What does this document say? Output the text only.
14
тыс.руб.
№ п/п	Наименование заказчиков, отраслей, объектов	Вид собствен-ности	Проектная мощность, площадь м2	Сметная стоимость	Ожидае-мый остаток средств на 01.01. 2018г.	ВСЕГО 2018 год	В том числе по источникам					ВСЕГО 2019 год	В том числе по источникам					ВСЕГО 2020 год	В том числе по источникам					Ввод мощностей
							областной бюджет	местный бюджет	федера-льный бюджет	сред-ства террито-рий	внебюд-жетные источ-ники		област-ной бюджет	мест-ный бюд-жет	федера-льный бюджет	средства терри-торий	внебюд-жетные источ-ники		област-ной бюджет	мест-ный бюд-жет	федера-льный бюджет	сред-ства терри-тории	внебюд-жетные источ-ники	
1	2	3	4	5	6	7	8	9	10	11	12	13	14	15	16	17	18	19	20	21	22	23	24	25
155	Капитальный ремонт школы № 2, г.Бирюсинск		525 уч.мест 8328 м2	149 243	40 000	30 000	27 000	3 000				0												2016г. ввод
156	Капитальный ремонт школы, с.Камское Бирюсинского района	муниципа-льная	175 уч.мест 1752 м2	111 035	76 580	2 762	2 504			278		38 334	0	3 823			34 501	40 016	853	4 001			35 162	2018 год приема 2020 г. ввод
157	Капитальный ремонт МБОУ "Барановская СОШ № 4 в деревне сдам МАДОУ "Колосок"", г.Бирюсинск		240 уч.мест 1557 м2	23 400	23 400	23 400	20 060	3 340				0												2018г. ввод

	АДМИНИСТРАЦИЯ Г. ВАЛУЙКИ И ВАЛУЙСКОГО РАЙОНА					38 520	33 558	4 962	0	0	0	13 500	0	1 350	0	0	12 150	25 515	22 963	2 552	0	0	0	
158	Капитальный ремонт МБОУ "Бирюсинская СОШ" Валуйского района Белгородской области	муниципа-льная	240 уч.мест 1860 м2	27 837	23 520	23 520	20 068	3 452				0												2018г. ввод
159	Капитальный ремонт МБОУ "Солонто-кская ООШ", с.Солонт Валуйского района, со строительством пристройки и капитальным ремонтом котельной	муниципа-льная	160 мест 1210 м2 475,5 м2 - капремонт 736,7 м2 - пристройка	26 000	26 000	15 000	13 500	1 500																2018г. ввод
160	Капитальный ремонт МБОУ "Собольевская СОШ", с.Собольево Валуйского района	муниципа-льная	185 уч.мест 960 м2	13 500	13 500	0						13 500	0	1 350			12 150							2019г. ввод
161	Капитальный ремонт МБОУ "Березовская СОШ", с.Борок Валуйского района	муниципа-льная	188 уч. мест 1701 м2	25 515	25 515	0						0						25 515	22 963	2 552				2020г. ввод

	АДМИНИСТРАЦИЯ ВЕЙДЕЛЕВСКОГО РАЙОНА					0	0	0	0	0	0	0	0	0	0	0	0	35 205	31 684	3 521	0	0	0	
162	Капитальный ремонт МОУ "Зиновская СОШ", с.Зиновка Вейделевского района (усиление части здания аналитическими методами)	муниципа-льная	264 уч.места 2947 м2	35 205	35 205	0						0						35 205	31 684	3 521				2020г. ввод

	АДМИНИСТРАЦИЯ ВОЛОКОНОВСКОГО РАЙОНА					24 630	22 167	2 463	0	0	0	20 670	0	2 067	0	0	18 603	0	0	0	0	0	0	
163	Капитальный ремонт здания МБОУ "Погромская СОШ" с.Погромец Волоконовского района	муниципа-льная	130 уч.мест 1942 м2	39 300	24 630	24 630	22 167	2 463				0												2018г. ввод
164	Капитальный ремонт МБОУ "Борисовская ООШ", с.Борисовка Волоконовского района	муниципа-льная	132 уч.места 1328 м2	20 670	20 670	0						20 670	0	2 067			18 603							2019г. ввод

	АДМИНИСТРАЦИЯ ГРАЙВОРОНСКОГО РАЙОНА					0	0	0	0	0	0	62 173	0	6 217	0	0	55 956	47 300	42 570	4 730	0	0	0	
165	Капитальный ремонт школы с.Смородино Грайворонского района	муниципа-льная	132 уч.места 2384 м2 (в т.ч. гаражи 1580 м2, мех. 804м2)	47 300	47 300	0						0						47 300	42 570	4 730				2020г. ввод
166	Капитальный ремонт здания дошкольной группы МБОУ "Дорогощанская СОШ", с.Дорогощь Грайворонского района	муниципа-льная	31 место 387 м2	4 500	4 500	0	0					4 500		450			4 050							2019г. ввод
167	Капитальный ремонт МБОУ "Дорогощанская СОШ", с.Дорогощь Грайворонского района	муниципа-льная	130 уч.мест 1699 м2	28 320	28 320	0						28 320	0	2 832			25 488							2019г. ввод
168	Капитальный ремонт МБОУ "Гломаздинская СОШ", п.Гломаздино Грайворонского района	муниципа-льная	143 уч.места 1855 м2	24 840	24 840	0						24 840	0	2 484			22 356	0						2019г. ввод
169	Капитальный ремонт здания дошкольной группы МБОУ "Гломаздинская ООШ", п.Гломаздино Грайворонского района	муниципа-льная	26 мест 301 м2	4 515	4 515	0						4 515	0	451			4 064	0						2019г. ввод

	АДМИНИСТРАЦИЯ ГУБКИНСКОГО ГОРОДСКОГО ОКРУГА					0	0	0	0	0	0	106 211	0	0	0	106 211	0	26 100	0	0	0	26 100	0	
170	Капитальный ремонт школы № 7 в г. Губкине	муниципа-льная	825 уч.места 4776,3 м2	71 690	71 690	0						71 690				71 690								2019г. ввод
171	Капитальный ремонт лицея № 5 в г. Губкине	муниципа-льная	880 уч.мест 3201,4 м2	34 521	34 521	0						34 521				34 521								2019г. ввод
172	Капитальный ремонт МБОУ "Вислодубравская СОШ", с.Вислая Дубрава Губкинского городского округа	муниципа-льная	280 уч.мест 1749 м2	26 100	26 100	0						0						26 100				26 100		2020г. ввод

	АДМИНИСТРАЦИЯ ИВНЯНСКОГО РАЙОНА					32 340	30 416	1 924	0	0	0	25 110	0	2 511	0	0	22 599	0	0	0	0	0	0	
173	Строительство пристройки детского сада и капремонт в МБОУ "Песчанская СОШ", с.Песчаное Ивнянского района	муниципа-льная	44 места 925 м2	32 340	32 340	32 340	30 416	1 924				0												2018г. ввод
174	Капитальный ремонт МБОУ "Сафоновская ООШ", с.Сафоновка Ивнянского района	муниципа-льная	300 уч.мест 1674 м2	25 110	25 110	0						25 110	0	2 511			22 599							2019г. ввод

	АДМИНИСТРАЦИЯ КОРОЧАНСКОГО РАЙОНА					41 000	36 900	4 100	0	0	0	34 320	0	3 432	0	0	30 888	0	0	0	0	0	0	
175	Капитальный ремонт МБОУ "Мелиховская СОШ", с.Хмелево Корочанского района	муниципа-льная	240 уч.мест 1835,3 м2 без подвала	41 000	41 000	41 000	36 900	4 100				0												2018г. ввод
::::
WHAT YOU WILL DO: Write the complete data out, exactly as above.

PROBLEM SOLUTION:
What does this document say? Output the text only.
14
тыс.руб.
№ п/п	Наименование заказчиков, отраслей, объектов	Вид собствен-ности	Проектная мощность, площадь м2	Сметная стоимость	Ожидае-мый остаток средств на 01.01. 2018г.	ВСЕГО 2018 год	В том числе по источникам					ВСЕГО 2019 год	В том числе по источникам					ВСЕГО 2020 год	В том числе по источникам					Ввод мощностей
							областной бюджет	местный бюджет	федера-льный бюджет	сред-ства террито-рий	внебюд-жетные источ-ники		област-ной бюджет	мест-ный бюд-жет	федера-льный бюджет	средства терри-торий	внебюд-жетные источ-ники		област-ной бюджет	мест-ный бюд-жет	федера-льный бюджет	сред-ства терри-тории	внебюд-жетные источ-ники	
1	2	3	4	5	6	7	8	9	10	11	12	13	14	15	16	17	18	19	20	21	22	23	24	25
155	Капитальный ремонт школы № 2, г.Бирюсинск		525 уч.мест 8328 м2	149 243	40 000	30 000	27 000	3 000				0												2016г. ввод
156	Капитальный ремонт школы, с.Камское Бирюсинского района	муниципа-льная	175 уч.мест 1752 м2	111 035	76 580	2 762	2 504			278		38 334	0	3 823			34 501	40 016	853	4 001			35 162	2018 год приема 2020 г. ввод
157	Капитальный ремонт МБОУ "Барановская СОШ № 4 в деревне сдам МАДОУ "Колосок"", г.Бирюсинск		240 уч.мест 1557 м2	23 400	23 400	23 400	20 060	3 340				0												2018г. ввод

	АДМИНИСТРАЦИЯ Г. ВАЛУЙКИ И ВАЛУЙСКОГО РАЙОНА					38 520	33 558	4 962	0	0	0	13 500	0	1 350	0	0	12 150	25 515	22 963	2 552	0	0	0	
158	Капитальный ремонт МБОУ "Бирюсинская СОШ" Валуйского района Белгородской области	муниципа-льная	240 уч.мест 1860 м2	27 837	23 520	23 520	20 068	3 452				0												2018г. ввод
159	Капитальный ремонт МБОУ "Солонто-кская ООШ", с.Солонт Валуйского района, со строительством пристройки и капитальным ремонтом котельной	муниципа-льная	160 мест 1210 м2 475,5 м2 - капремонт 736,7 м2 - пристройка	26 000	26 000	15 000	13 500	1 500																2018г. ввод
160	Капитальный ремонт МБОУ "Собольевская СОШ", с.Собольево Валуйского района	муниципа-льная	185 уч.мест 960 м2	13 500	13 500	0						13 500	0	1 350			12 150							2019г. ввод
161	Капитальный ремонт МБОУ "Березовская СОШ", с.Борок Валуйского района	муниципа-льная	188 уч. мест 1701 м2	25 515	25 515	0						0						25 515	22 963	2 552				2020г. ввод

	АДМИНИСТРАЦИЯ ВЕЙДЕЛЕВСКОГО РАЙОНА					0	0	0	0	0	0	0	0	0	0	0	0	35 205	31 684	3 521	0	0	0	
162	Капитальный ремонт МОУ "Зиновская СОШ", с.Зиновка Вейделевского района (усиление части здания аналитическими методами)	муниципа-льная	264 уч.места 2947 м2	35 205	35 205	0						0						35 205	31 684	3 521				2020г. ввод

	АДМИНИСТРАЦИЯ ВОЛОКОНОВСКОГО РАЙОНА					24 630	22 167	2 463	0	0	0	20 670	0	2 067	0	0	18 603	0	0	0	0	0	0	
163	Капитальный ремонт здания МБОУ "Погромская СОШ" с.Погромец Волоконовского района	муниципа-льная	130 уч.мест 1942 м2	39 300	24 630	24 630	22 167	2 463				0												2018г. ввод
164	Капитальный ремонт МБОУ "Борисовская ООШ", с.Борисовка Волоконовского района	муниципа-льная	132 уч.места 1328 м2	20 670	20 670	0						20 670	0	2 067			18 603							2019г. ввод

	АДМИНИСТРАЦИЯ ГРАЙВОРОНСКОГО РАЙОНА					0	0	0	0	0	0	62 173	0	6 217	0	0	55 956	47 300	42 570	4 730	0	0	0	
165	Капитальный ремонт школы с.Смородино Грайворонского района	муниципа-льная	132 уч.места 2384 м2 (в т.ч. гаражи 1580 м2, мех. 804м2)	47 300	47 300	0						0						47 300	42 570	4 730				2020г. ввод
166	Капитальный ремонт здания дошкольной группы МБОУ "Дорогощанская СОШ", с.Дорогощь Грайворонского района	муниципа-льная	31 место 387 м2	4 500	4 500	0	0					4 500		450			4 050							2019г. ввод
167	Капитальный ремонт МБОУ "Дорогощанская СОШ", с.Дорогощь Грайворонского района	муниципа-льная	130 уч.мест 1699 м2	28 320	28 320	0						28 320	0	2 832			25 488							2019г. ввод
168	Капитальный ремонт МБОУ "Гломаздинская СОШ", п.Гломаздино Грайворонского района	муниципа-льная	143 уч.места 1855 м2	24 840	24 840	0						24 840	0	2 484			22 356	0						2019г. ввод
169	Капитальный ремонт здания дошкольной группы МБОУ "Гломаздинская ООШ", п.Гломаздино Грайворонского района	муниципа-льная	26 мест 301 м2	4 515	4 515	0						4 515	0	451			4 064	0						2019г. ввод

	АДМИНИСТРАЦИЯ ГУБКИНСКОГО ГОРОДСКОГО ОКРУГА					0	0	0	0	0	0	106 211	0	0	0	106 211	0	26 100	0	0	0	26 100	0	
170	Капитальный ремонт школы № 7 в г. Губкине	муниципа-льная	825 уч.места 4776,3 м2	71 690	71 690	0						71 690				71 690								2019г. ввод
171	Капитальный ремонт лицея № 5 в г. Губкине	муниципа-льная	880 уч.мест 3201,4 м2	34 521	34 521	0						34 521				34 521								2019г. ввод
172	Капитальный ремонт МБОУ "Вислодубравская СОШ", с.Вислая Дубрава Губкинского городского округа	муниципа-льная	280 уч.мест 1749 м2	26 100	26 100	0						0						26 100				26 100		2020г. ввод

	АДМИНИСТРАЦИЯ ИВНЯНСКОГО РАЙОНА					32 340	30 416	1 924	0	0	0	25 110	0	2 511	0	0	22 599	0	0	0	0	0	0	
173	Строительство пристройки детского сада и капремонт в МБОУ "Песчанская СОШ", с.Песчаное Ивнянского района	муниципа-льная	44 места 925 м2	32 340	32 340	32 340	30 416	1 924				0												2018г. ввод
174	Капитальный ремонт МБОУ "Сафоновская ООШ", с.Сафоновка Ивнянского района	муниципа-льная	300 уч.мест 1674 м2	25 110	25 110	0						25 110	0	2 511			22 599							2019г. ввод

	АДМИНИСТРАЦИЯ КОРОЧАНСКОГО РАЙОНА					41 000	36 900	4 100	0	0	0	34 320	0	3 432	0	0	30 888	0	0	0	0	0	0	
175	Капитальный ремонт МБОУ "Мелиховская СОШ", с.Хмелево Корочанского района	муниципа-льная	240 уч.мест 1835,3 м2 без подвала	41 000	41 000	41 000	36 900	4 100				0												2018г. ввод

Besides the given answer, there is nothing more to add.